__Do this__. Every entry here needs to be repeated exactly.

__Supplied information__.

============

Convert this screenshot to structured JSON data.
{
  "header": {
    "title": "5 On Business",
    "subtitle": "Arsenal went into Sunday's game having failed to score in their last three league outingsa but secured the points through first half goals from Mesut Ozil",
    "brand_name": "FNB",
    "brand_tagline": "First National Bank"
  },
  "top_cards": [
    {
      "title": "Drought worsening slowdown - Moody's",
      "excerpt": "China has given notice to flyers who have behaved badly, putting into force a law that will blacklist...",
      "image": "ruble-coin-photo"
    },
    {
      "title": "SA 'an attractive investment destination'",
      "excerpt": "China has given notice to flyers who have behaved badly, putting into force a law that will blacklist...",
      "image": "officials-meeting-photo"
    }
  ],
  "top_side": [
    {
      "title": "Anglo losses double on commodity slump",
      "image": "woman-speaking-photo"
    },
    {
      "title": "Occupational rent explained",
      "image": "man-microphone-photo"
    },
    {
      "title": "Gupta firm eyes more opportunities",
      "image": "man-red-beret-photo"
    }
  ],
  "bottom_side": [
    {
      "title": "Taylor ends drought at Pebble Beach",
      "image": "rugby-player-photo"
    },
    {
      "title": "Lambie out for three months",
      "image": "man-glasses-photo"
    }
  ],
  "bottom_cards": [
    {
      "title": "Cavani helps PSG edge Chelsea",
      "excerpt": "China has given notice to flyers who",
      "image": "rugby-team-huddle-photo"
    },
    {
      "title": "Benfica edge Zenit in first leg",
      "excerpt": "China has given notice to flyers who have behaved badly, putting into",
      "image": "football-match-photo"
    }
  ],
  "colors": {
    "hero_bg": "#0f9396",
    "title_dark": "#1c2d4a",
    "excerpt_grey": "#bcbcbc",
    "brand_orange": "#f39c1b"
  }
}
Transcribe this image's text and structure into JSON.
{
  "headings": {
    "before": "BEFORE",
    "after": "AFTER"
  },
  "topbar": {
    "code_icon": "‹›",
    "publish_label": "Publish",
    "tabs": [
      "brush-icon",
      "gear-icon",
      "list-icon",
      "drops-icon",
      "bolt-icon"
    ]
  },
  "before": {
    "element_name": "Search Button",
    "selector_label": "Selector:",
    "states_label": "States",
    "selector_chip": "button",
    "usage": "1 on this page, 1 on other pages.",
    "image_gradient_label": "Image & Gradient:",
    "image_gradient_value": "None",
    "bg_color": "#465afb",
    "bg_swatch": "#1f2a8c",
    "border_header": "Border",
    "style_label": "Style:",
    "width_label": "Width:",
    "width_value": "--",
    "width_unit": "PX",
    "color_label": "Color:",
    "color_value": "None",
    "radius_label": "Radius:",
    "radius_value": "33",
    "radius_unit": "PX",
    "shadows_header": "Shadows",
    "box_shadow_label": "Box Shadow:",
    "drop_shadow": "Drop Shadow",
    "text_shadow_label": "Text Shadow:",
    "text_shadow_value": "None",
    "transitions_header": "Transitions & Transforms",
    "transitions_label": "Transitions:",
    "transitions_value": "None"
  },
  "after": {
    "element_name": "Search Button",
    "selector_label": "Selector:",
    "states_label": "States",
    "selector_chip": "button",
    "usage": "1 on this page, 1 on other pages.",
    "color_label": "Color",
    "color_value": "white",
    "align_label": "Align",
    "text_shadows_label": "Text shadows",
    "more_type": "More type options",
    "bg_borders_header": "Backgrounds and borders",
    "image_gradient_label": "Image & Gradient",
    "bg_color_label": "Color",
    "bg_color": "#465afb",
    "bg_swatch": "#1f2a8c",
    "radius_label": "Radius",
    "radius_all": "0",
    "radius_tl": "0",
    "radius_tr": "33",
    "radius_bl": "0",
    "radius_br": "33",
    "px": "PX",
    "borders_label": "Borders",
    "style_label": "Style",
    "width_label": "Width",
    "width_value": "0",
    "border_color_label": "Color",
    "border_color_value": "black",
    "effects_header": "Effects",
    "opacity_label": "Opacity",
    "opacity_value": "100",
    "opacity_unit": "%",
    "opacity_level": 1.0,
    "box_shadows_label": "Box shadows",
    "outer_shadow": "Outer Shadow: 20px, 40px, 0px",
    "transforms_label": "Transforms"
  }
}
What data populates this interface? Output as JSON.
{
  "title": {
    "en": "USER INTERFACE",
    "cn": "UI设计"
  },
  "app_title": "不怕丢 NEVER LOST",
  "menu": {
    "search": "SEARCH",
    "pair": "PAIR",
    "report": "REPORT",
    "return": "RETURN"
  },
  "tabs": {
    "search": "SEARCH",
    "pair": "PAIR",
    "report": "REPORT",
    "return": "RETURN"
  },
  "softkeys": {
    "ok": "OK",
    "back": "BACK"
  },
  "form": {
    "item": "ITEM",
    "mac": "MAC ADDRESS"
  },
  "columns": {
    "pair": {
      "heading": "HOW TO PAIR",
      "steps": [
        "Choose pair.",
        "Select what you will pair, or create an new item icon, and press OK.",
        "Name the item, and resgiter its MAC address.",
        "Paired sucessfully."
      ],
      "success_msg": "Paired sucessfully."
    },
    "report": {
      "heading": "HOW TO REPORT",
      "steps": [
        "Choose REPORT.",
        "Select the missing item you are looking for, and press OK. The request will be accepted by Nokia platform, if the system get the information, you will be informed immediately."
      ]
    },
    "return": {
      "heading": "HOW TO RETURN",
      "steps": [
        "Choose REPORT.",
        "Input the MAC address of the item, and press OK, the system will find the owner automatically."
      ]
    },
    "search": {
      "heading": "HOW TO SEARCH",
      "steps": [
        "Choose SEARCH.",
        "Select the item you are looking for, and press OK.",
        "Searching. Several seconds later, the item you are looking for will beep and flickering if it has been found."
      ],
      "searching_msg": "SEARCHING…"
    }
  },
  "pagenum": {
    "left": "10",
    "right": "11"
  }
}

============

__Response to this exercise__.
Convert this screenshot to structured JSON data.
{
  "header": {
    "title": "5 On Business",
    "subtitle": "Arsenal went into Sunday's game having failed to score in their last three league outingsa but secured the points through first half goals from Mesut Ozil",
    "brand_name": "FNB",
    "brand_tagline": "First National Bank"
  },
  "top_cards": [
    {
      "title": "Drought worsening slowdown - Moody's",
      "excerpt": "China has given notice to flyers who have behaved badly, putting into force a law that will blacklist...",
      "image": "ruble-coin-photo"
    },
    {
      "title": "SA 'an attractive investment destination'",
      "excerpt": "China has given notice to flyers who have behaved badly, putting into force a law that will blacklist...",
      "image": "officials-meeting-photo"
    }
  ],
  "top_side": [
    {
      "title": "Anglo losses double on commodity slump",
      "image": "woman-speaking-photo"
    },
    {
      "title": "Occupational rent explained",
      "image": "man-microphone-photo"
    },
    {
      "title": "Gupta firm eyes more opportunities",
      "image": "man-red-beret-photo"
    }
  ],
  "bottom_side": [
    {
      "title": "Taylor ends drought at Pebble Beach",
      "image": "rugby-player-photo"
    },
    {
      "title": "Lambie out for three months",
      "image": "man-glasses-photo"
    }
  ],
  "bottom_cards": [
    {
      "title": "Cavani helps PSG edge Chelsea",
      "excerpt": "China has given notice to flyers who",
      "image": "rugby-team-huddle-photo"
    },
    {
      "title": "Benfica edge Zenit in first leg",
      "excerpt": "China has given notice to flyers who have behaved badly, putting into",
      "image": "football-match-photo"
    }
  ],
  "colors": {
    "hero_bg": "#0f9396",
    "title_dark": "#1c2d4a",
    "excerpt_grey": "#bcbcbc",
    "brand_orange": "#f39c1b"
  }
}
Transcribe this image's text and structure into JSON.
{
  "headings": {
    "before": "BEFORE",
    "after": "AFTER"
  },
  "topbar": {
    "code_icon": "‹›",
    "publish_label": "Publish",
    "tabs": [
      "brush-icon",
      "gear-icon",
      "list-icon",
      "drops-icon",
      "bolt-icon"
    ]
  },
  "before": {
    "element_name": "Search Button",
    "selector_label": "Selector:",
    "states_label": "States",
    "selector_chip": "button",
    "usage": "1 on this page, 1 on other pages.",
    "image_gradient_label": "Image & Gradient:",
    "image_gradient_value": "None",
    "bg_color": "#465afb",
    "bg_swatch": "#1f2a8c",
    "border_header": "Border",
    "style_label": "Style:",
    "width_label": "Width:",
    "width_value": "--",
    "width_unit": "PX",
    "color_label": "Color:",
    "color_value": "None",
    "radius_label": "Radius:",
    "radius_value": "33",
    "radius_unit": "PX",
    "shadows_header": "Shadows",
    "box_shadow_label": "Box Shadow:",
    "drop_shadow": "Drop Shadow",
    "text_shadow_label": "Text Shadow:",
    "text_shadow_value": "None",
    "transitions_header": "Transitions & Transforms",
    "transitions_label": "Transitions:",
    "transitions_value": "None"
  },
  "after": {
    "element_name": "Search Button",
    "selector_label": "Selector:",
    "states_label": "States",
    "selector_chip": "button",
    "usage": "1 on this page, 1 on other pages.",
    "color_label": "Color",
    "color_value": "white",
    "align_label": "Align",
    "text_shadows_label": "Text shadows",
    "more_type": "More type options",
    "bg_borders_header": "Backgrounds and borders",
    "image_gradient_label": "Image & Gradient",
    "bg_color_label": "Color",
    "bg_color": "#465afb",
    "bg_swatch": "#1f2a8c",
    "radius_label": "Radius",
    "radius_all": "0",
    "radius_tl": "0",
    "radius_tr": "33",
    "radius_bl": "0",
    "radius_br": "33",
    "px": "PX",
    "borders_label": "Borders",
    "style_label": "Style",
    "width_label": "Width",
    "width_value": "0",
    "border_color_label": "Color",
    "border_color_value": "black",
    "effects_header": "Effects",
    "opacity_label": "Opacity",
    "opacity_value": "100",
    "opacity_unit": "%",
    "opacity_level": 1.0,
    "box_shadows_label": "Box shadows",
    "outer_shadow": "Outer Shadow: 20px, 40px, 0px",
    "transforms_label": "Transforms"
  }
}
What data populates this interface? Output as JSON.
{
  "title": {
    "en": "USER INTERFACE",
    "cn": "UI设计"
  },
  "app_title": "不怕丢 NEVER LOST",
  "menu": {
    "search": "SEARCH",
    "pair": "PAIR",
    "report": "REPORT",
    "return": "RETURN"
  },
  "tabs": {
    "search": "SEARCH",
    "pair": "PAIR",
    "report": "REPORT",
    "return": "RETURN"
  },
  "softkeys": {
    "ok": "OK",
    "back": "BACK"
  },
  "form": {
    "item": "ITEM",
    "mac": "MAC ADDRESS"
  },
  "columns": {
    "pair": {
      "heading": "HOW TO PAIR",
      "steps": [
        "Choose pair.",
        "Select what you will pair, or create an new item icon, and press OK.",
        "Name the item, and resgiter its MAC address.",
        "Paired sucessfully."
      ],
      "success_msg": "Paired sucessfully."
    },
    "report": {
      "heading": "HOW TO REPORT",
      "steps": [
        "Choose REPORT.",
        "Select the missing item you are looking for, and press OK. The request will be accepted by Nokia platform, if the system get the information, you will be informed immediately."
      ]
    },
    "return": {
      "heading": "HOW TO RETURN",
      "steps": [
        "Choose REPORT.",
        "Input the MAC address of the item, and press OK, the system will find the owner automatically."
      ]
    },
    "search": {
      "heading": "HOW TO SEARCH",
      "steps": [
        "Choose SEARCH.",
        "Select the item you are looking for, and press OK.",
        "Searching. Several seconds later, the item you are looking for will beep and flickering if it has been found."
      ],
      "searching_msg": "SEARCHING…"
    }
  },
  "pagenum": {
    "left": "10",
    "right": "11"
  }
}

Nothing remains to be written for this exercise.